(Source records)
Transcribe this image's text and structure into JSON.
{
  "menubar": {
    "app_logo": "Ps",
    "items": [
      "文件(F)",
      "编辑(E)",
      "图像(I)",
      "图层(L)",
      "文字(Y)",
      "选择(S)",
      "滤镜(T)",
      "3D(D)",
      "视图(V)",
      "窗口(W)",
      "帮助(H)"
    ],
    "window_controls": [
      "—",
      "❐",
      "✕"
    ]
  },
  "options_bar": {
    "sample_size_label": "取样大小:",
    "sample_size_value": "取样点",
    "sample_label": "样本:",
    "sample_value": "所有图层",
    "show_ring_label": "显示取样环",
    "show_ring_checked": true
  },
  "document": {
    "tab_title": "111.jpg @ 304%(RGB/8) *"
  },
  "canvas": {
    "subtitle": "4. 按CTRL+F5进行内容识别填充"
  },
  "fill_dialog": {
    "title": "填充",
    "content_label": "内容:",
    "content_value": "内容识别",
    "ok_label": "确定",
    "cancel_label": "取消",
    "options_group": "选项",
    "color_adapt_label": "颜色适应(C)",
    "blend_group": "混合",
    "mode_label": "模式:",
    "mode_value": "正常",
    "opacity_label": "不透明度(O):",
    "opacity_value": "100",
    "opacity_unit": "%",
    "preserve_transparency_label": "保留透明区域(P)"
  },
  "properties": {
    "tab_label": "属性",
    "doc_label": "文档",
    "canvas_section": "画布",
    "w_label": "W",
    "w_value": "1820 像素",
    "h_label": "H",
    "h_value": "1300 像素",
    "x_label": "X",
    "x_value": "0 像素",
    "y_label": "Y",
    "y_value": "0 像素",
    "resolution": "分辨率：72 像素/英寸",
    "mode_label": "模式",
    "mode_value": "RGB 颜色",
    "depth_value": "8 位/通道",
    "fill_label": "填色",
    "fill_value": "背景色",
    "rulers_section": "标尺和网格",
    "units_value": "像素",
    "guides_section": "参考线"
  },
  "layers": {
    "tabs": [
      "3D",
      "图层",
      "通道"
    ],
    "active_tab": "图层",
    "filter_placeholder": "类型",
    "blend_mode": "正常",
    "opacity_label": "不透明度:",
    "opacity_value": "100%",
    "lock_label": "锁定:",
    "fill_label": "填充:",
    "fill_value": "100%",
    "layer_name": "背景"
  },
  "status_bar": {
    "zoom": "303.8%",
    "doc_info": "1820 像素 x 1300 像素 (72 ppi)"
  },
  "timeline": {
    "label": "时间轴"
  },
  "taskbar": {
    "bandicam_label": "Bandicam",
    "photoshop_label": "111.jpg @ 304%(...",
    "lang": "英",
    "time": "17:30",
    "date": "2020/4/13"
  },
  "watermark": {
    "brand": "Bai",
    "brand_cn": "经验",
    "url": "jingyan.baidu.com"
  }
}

(STATED PROBLEM): Transcribe the data. Leave every line exactly as it is.

(ANSWER BELOW):
Transcribe this image's text and structure into JSON.
{
  "menubar": {
    "app_logo": "Ps",
    "items": [
      "文件(F)",
      "编辑(E)",
      "图像(I)",
      "图层(L)",
      "文字(Y)",
      "选择(S)",
      "滤镜(T)",
      "3D(D)",
      "视图(V)",
      "窗口(W)",
      "帮助(H)"
    ],
    "window_controls": [
      "—",
      "❐",
      "✕"
    ]
  },
  "options_bar": {
    "sample_size_label": "取样大小:",
    "sample_size_value": "取样点",
    "sample_label": "样本:",
    "sample_value": "所有图层",
    "show_ring_label": "显示取样环",
    "show_ring_checked": true
  },
  "document": {
    "tab_title": "111.jpg @ 304%(RGB/8) *"
  },
  "canvas": {
    "subtitle": "4. 按CTRL+F5进行内容识别填充"
  },
  "fill_dialog": {
    "title": "填充",
    "content_label": "内容:",
    "content_value": "内容识别",
    "ok_label": "确定",
    "cancel_label": "取消",
    "options_group": "选项",
    "color_adapt_label": "颜色适应(C)",
    "blend_group": "混合",
    "mode_label": "模式:",
    "mode_value": "正常",
    "opacity_label": "不透明度(O):",
    "opacity_value": "100",
    "opacity_unit": "%",
    "preserve_transparency_label": "保留透明区域(P)"
  },
  "properties": {
    "tab_label": "属性",
    "doc_label": "文档",
    "canvas_section": "画布",
    "w_label": "W",
    "w_value": "1820 像素",
    "h_label": "H",
    "h_value": "1300 像素",
    "x_label": "X",
    "x_value": "0 像素",
    "y_label": "Y",
    "y_value": "0 像素",
    "resolution": "分辨率：72 像素/英寸",
    "mode_label": "模式",
    "mode_value": "RGB 颜色",
    "depth_value": "8 位/通道",
    "fill_label": "填色",
    "fill_value": "背景色",
    "rulers_section": "标尺和网格",
    "units_value": "像素",
    "guides_section": "参考线"
  },
  "layers": {
    "tabs": [
      "3D",
      "图层",
      "通道"
    ],
    "active_tab": "图层",
    "filter_placeholder": "类型",
    "blend_mode": "正常",
    "opacity_label": "不透明度:",
    "opacity_value": "100%",
    "lock_label": "锁定:",
    "fill_label": "填充:",
    "fill_value": "100%",
    "layer_name": "背景"
  },
  "status_bar": {
    "zoom": "303.8%",
    "doc_info": "1820 像素 x 1300 像素 (72 ppi)"
  },
  "timeline": {
    "label": "时间轴"
  },
  "taskbar": {
    "bandicam_label": "Bandicam",
    "photoshop_label": "111.jpg @ 304%(...",
    "lang": "英",
    "time": "17:30",
    "date": "2020/4/13"
  },
  "watermark": {
    "brand": "Bai",
    "brand_cn": "经验",
    "url": "jingyan.baidu.com"
  }
}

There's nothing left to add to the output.